▶ [WRITTEN EXERCISE] Find the lines that hold "content". Report only how many there are.
===== DATA TO USE
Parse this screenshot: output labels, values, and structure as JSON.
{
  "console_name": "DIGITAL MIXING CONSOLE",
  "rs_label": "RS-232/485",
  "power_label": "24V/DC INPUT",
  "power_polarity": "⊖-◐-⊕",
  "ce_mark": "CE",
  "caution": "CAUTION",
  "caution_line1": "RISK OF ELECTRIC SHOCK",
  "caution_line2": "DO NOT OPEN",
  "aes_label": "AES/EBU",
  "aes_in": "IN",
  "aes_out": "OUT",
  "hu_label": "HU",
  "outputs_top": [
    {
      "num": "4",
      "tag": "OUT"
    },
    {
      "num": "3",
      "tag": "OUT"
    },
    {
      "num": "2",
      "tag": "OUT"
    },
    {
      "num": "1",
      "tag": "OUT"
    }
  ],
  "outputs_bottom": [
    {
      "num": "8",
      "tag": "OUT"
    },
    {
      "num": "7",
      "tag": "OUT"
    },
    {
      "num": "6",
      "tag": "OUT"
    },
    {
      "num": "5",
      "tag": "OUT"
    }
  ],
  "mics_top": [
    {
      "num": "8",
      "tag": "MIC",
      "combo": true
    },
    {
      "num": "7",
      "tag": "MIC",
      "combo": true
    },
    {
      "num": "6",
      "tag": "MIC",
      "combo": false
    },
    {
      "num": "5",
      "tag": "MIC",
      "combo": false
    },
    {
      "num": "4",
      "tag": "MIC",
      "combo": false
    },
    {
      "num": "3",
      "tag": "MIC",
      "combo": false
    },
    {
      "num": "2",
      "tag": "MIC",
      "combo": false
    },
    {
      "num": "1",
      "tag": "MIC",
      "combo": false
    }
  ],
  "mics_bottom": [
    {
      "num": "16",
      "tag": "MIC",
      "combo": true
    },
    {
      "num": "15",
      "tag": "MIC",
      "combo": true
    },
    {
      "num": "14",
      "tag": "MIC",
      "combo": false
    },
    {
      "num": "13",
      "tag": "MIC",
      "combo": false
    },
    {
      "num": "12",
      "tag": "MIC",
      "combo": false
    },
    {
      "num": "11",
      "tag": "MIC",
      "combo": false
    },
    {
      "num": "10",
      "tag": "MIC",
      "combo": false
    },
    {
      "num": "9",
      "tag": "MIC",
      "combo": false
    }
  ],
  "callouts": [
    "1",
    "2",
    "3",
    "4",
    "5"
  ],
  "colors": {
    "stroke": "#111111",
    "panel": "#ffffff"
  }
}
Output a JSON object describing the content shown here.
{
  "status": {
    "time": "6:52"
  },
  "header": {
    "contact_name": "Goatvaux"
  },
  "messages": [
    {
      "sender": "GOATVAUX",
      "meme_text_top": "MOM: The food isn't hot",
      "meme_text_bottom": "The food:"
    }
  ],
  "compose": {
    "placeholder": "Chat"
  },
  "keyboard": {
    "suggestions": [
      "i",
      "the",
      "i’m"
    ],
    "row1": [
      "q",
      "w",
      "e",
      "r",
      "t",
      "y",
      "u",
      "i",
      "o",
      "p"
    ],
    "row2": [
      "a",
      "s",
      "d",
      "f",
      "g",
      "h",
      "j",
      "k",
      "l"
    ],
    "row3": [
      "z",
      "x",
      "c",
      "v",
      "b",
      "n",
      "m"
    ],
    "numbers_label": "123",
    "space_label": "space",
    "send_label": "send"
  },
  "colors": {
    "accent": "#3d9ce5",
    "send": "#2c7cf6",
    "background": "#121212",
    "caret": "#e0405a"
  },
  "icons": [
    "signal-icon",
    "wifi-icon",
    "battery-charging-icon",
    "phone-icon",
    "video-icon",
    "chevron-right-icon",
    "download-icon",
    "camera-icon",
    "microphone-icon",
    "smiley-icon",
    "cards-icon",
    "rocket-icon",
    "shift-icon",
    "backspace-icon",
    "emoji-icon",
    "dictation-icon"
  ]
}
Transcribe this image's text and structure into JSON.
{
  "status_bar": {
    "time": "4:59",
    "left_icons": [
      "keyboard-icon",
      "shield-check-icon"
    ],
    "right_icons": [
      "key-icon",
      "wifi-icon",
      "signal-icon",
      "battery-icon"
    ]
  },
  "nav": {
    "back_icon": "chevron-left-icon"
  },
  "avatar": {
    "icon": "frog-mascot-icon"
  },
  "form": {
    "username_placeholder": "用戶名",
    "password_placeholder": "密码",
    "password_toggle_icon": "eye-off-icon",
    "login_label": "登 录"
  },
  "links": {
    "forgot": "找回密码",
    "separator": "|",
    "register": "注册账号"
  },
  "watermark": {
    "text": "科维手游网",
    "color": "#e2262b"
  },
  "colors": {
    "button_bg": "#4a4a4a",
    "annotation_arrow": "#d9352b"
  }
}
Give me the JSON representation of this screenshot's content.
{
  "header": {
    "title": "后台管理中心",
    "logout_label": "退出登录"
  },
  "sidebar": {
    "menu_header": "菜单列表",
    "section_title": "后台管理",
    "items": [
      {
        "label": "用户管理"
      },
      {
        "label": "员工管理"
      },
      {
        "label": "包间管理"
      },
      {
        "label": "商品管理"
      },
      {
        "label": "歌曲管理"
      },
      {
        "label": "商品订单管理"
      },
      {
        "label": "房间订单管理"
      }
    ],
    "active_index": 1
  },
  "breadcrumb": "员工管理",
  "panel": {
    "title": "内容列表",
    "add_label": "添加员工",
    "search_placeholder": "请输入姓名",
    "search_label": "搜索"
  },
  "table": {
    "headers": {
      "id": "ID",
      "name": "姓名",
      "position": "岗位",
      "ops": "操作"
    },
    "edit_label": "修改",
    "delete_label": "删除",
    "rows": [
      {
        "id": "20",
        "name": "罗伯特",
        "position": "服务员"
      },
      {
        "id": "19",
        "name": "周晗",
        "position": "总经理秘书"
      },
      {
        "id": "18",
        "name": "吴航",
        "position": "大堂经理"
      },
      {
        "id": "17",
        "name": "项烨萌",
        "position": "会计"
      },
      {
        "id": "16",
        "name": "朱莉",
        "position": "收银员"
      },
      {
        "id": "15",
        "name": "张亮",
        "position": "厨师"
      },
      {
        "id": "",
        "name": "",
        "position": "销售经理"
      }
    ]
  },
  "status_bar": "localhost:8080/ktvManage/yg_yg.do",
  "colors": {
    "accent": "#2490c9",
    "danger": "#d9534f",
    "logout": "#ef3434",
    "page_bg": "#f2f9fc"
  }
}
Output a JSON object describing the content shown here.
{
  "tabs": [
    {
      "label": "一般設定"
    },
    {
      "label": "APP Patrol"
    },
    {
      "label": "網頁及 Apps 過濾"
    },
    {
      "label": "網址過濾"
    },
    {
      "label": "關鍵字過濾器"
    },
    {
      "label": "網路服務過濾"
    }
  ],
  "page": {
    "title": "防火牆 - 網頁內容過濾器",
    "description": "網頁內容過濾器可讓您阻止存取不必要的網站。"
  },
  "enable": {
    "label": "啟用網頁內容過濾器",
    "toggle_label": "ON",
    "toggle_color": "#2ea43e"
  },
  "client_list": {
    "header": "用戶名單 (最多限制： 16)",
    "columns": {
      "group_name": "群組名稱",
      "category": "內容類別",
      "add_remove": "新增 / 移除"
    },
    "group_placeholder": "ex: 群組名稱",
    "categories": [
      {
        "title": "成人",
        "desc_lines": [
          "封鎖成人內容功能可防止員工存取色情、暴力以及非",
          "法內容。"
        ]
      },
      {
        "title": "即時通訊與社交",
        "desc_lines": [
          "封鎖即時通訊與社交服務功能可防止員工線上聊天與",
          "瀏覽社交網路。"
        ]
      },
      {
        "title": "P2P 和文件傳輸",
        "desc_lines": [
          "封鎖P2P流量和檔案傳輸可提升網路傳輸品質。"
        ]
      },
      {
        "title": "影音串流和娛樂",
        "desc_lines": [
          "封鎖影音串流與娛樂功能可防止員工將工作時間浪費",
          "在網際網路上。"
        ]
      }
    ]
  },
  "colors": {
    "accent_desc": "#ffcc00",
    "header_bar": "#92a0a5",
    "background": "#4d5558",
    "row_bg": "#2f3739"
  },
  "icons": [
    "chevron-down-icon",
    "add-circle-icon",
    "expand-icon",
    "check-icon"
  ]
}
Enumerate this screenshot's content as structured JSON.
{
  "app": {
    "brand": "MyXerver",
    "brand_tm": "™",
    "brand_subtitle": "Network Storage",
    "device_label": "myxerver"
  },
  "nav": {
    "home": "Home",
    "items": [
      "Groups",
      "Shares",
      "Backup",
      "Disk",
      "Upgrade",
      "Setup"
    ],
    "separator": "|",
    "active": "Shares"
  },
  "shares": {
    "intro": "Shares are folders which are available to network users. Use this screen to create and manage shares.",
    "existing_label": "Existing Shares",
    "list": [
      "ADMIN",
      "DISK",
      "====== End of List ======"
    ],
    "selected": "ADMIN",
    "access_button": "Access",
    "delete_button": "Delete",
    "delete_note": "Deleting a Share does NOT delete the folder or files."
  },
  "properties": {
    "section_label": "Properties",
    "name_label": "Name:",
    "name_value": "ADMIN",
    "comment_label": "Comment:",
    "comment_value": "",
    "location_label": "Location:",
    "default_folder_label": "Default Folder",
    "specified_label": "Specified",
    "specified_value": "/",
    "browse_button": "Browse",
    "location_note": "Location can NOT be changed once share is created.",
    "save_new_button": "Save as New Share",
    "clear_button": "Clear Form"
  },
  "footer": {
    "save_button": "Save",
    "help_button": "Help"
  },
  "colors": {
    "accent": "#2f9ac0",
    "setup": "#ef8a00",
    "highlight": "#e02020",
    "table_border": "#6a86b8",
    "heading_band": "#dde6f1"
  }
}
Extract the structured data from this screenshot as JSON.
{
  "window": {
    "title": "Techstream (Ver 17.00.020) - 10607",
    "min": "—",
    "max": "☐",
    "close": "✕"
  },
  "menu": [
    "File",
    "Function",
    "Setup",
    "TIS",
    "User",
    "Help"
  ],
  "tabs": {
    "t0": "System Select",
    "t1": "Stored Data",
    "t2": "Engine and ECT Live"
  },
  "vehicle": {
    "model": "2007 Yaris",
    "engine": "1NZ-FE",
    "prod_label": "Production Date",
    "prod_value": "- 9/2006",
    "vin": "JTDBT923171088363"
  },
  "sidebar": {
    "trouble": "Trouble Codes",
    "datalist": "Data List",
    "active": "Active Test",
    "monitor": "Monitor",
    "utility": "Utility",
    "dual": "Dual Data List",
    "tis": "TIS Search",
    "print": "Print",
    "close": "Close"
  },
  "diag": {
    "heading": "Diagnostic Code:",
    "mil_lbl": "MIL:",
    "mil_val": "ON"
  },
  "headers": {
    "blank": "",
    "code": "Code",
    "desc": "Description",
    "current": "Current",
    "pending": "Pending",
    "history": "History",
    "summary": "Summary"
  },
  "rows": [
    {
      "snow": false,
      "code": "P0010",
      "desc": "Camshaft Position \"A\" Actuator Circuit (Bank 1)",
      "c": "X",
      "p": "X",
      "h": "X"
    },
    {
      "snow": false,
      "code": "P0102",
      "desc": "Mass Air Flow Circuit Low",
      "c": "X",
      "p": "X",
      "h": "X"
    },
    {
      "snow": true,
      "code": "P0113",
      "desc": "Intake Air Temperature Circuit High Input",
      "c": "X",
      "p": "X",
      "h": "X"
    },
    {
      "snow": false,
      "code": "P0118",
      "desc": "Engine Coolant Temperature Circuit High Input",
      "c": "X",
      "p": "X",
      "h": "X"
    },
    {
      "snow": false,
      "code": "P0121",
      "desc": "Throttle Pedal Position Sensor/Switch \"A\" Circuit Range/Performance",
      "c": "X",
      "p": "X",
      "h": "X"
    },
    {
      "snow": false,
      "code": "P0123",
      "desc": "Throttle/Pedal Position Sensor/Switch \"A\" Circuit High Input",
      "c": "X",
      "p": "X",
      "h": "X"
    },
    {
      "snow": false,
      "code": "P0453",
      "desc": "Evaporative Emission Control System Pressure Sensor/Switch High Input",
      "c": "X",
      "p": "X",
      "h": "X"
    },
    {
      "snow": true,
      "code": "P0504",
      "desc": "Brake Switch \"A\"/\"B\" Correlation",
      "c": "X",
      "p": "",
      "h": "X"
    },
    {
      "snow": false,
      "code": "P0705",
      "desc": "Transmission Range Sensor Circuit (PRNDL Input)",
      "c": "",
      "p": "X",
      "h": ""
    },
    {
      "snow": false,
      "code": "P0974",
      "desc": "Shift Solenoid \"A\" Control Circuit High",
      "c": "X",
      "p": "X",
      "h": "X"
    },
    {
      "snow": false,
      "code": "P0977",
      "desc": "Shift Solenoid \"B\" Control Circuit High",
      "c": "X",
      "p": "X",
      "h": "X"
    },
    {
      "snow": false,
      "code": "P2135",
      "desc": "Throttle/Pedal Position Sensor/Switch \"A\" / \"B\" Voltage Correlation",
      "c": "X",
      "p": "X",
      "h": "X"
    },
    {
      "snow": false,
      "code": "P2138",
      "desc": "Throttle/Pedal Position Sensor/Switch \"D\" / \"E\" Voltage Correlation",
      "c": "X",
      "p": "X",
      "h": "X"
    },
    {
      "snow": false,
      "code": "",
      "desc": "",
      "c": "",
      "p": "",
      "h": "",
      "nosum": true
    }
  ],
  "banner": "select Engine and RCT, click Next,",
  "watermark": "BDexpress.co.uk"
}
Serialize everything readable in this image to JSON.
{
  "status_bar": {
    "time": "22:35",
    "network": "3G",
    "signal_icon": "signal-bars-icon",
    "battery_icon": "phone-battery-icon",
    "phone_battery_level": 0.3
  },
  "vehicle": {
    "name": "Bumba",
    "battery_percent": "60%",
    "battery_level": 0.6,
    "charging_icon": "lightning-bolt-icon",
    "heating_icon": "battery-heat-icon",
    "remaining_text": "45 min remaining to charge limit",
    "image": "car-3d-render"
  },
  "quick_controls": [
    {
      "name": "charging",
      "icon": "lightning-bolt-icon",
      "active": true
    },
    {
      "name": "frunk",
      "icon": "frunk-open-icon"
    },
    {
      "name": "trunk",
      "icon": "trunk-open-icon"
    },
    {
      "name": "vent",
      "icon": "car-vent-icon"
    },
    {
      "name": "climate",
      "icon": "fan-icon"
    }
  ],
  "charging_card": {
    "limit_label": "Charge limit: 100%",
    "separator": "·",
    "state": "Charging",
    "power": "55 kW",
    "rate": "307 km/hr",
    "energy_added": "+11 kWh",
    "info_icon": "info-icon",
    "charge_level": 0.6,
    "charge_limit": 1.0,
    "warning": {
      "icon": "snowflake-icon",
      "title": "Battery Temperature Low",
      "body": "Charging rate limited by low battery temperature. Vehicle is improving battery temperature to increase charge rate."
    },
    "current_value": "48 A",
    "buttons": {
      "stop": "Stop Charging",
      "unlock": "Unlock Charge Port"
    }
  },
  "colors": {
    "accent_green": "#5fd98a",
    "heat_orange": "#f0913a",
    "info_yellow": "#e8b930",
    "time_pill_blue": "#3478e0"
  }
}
==========
▶ [THE RESULT] 4